→ Task prompt
Repeat the lines that follow, leaving nothing out.

→ Entries provided
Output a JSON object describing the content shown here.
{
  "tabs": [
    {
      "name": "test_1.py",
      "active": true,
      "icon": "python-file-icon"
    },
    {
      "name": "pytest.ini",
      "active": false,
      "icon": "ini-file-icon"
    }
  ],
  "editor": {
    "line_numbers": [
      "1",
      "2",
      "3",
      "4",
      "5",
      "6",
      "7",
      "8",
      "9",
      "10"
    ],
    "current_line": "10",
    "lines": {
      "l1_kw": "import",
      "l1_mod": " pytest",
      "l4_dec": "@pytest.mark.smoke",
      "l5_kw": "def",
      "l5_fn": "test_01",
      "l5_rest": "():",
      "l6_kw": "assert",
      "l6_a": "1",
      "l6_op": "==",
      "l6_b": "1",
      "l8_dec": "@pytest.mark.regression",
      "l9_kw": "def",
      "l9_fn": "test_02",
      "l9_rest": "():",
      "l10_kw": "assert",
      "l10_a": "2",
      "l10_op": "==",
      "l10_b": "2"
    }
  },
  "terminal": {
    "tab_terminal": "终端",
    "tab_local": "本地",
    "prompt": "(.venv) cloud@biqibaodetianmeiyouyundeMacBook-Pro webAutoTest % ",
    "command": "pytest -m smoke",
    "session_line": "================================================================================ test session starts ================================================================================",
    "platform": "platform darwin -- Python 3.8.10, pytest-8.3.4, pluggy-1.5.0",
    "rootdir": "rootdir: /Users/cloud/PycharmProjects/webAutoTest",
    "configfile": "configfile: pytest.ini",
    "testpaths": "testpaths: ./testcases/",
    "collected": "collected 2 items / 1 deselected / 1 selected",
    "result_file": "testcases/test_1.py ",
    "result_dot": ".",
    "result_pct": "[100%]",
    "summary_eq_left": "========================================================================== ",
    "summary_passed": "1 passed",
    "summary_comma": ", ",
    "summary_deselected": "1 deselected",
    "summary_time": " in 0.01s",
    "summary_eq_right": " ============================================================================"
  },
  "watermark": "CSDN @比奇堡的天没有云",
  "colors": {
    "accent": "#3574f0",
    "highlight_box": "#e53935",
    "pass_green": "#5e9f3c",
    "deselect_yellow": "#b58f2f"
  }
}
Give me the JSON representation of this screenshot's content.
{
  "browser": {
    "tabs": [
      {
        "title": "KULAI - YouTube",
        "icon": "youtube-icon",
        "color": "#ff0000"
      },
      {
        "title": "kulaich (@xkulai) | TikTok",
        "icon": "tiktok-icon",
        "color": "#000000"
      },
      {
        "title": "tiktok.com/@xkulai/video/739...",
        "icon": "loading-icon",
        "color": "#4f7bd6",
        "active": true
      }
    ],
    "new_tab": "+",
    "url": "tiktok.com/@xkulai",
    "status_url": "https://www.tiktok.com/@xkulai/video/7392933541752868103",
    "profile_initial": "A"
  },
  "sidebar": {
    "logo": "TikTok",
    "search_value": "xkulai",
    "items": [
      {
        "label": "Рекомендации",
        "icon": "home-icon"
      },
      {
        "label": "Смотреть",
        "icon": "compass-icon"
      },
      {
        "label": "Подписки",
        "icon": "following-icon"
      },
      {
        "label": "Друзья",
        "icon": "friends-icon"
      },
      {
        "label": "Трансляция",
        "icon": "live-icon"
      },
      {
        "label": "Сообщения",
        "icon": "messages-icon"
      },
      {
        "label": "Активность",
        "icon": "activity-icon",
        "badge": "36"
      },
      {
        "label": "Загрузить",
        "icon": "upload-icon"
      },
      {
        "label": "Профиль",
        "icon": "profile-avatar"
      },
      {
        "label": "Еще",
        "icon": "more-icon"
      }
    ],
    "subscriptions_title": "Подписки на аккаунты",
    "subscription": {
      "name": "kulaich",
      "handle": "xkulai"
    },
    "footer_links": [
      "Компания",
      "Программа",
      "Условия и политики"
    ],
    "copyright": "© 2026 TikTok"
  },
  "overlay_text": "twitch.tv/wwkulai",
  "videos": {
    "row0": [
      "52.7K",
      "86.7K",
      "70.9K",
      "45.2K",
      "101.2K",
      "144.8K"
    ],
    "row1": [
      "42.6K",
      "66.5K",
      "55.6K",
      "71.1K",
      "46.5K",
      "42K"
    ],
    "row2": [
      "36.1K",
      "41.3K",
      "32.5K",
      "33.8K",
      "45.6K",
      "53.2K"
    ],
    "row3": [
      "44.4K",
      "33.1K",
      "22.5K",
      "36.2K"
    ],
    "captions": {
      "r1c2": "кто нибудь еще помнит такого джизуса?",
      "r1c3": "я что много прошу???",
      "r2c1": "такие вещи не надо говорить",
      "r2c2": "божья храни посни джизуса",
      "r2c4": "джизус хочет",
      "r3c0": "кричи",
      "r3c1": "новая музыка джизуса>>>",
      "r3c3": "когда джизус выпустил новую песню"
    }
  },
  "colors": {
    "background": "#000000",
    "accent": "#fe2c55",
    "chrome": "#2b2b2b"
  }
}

→ Expected output
Output a JSON object describing the content shown here.
{
  "tabs": [
    {
      "name": "test_1.py",
      "active": true,
      "icon": "python-file-icon"
    },
    {
      "name": "pytest.ini",
      "active": false,
      "icon": "ini-file-icon"
    }
  ],
  "editor": {
    "line_numbers": [
      "1",
      "2",
      "3",
      "4",
      "5",
      "6",
      "7",
      "8",
      "9",
      "10"
    ],
    "current_line": "10",
    "lines": {
      "l1_kw": "import",
      "l1_mod": " pytest",
      "l4_dec": "@pytest.mark.smoke",
      "l5_kw": "def",
      "l5_fn": "test_01",
      "l5_rest": "():",
      "l6_kw": "assert",
      "l6_a": "1",
      "l6_op": "==",
      "l6_b": "1",
      "l8_dec": "@pytest.mark.regression",
      "l9_kw": "def",
      "l9_fn": "test_02",
      "l9_rest": "():",
      "l10_kw": "assert",
      "l10_a": "2",
      "l10_op": "==",
      "l10_b": "2"
    }
  },
  "terminal": {
    "tab_terminal": "终端",
    "tab_local": "本地",
    "prompt": "(.venv) cloud@biqibaodetianmeiyouyundeMacBook-Pro webAutoTest % ",
    "command": "pytest -m smoke",
    "session_line": "================================================================================ test session starts ================================================================================",
    "platform": "platform darwin -- Python 3.8.10, pytest-8.3.4, pluggy-1.5.0",
    "rootdir": "rootdir: /Users/cloud/PycharmProjects/webAutoTest",
    "configfile": "configfile: pytest.ini",
    "testpaths": "testpaths: ./testcases/",
    "collected": "collected 2 items / 1 deselected / 1 selected",
    "result_file": "testcases/test_1.py ",
    "result_dot": ".",
    "result_pct": "[100%]",
    "summary_eq_left": "========================================================================== ",
    "summary_passed": "1 passed",
    "summary_comma": ", ",
    "summary_deselected": "1 deselected",
    "summary_time": " in 0.01s",
    "summary_eq_right": " ============================================================================"
  },
  "watermark": "CSDN @比奇堡的天没有云",
  "colors": {
    "accent": "#3574f0",
    "highlight_box": "#e53935",
    "pass_green": "#5e9f3c",
    "deselect_yellow": "#b58f2f"
  }
}
Give me the JSON representation of this screenshot's content.
{
  "browser": {
    "tabs": [
      {
        "title": "KULAI - YouTube",
        "icon": "youtube-icon",
        "color": "#ff0000"
      },
      {
        "title": "kulaich (@xkulai) | TikTok",
        "icon": "tiktok-icon",
        "color": "#000000"
      },
      {
        "title": "tiktok.com/@xkulai/video/739...",
        "icon": "loading-icon",
        "color": "#4f7bd6",
        "active": true
      }
    ],
    "new_tab": "+",
    "url": "tiktok.com/@xkulai",
    "status_url": "https://www.tiktok.com/@xkulai/video/7392933541752868103",
    "profile_initial": "A"
  },
  "sidebar": {
    "logo": "TikTok",
    "search_value": "xkulai",
    "items": [
      {
        "label": "Рекомендации",
        "icon": "home-icon"
      },
      {
        "label": "Смотреть",
        "icon": "compass-icon"
      },
      {
        "label": "Подписки",
        "icon": "following-icon"
      },
      {
        "label": "Друзья",
        "icon": "friends-icon"
      },
      {
        "label": "Трансляция",
        "icon": "live-icon"
      },
      {
        "label": "Сообщения",
        "icon": "messages-icon"
      },
      {
        "label": "Активность",
        "icon": "activity-icon",
        "badge": "36"
      },
      {
        "label": "Загрузить",
        "icon": "upload-icon"
      },
      {
        "label": "Профиль",
        "icon": "profile-avatar"
      },
      {
        "label": "Еще",
        "icon": "more-icon"
      }
    ],
    "subscriptions_title": "Подписки на аккаунты",
    "subscription": {
      "name": "kulaich",
      "handle": "xkulai"
    },
    "footer_links": [
      "Компания",
      "Программа",
      "Условия и политики"
    ],
    "copyright": "© 2026 TikTok"
  },
  "overlay_text": "twitch.tv/wwkulai",
  "videos": {
    "row0": [
      "52.7K",
      "86.7K",
      "70.9K",
      "45.2K",
      "101.2K",
      "144.8K"
    ],
    "row1": [
      "42.6K",
      "66.5K",
      "55.6K",
      "71.1K",
      "46.5K",
      "42K"
    ],
    "row2": [
      "36.1K",
      "41.3K",
      "32.5K",
      "33.8K",
      "45.6K",
      "53.2K"
    ],
    "row3": [
      "44.4K",
      "33.1K",
      "22.5K",
      "36.2K"
    ],
    "captions": {
      "r1c2": "кто нибудь еще помнит такого джизуса?",
      "r1c3": "я что много прошу???",
      "r2c1": "такие вещи не надо говорить",
      "r2c2": "божья храни посни джизуса",
      "r2c4": "джизус хочет",
      "r3c0": "кричи",
      "r3c1": "новая музыка джизуса>>>",
      "r3c3": "когда джизус выпустил новую песню"
    }
  },
  "colors": {
    "background": "#000000",
    "accent": "#fe2c55",
    "chrome": "#2b2b2b"
  }
}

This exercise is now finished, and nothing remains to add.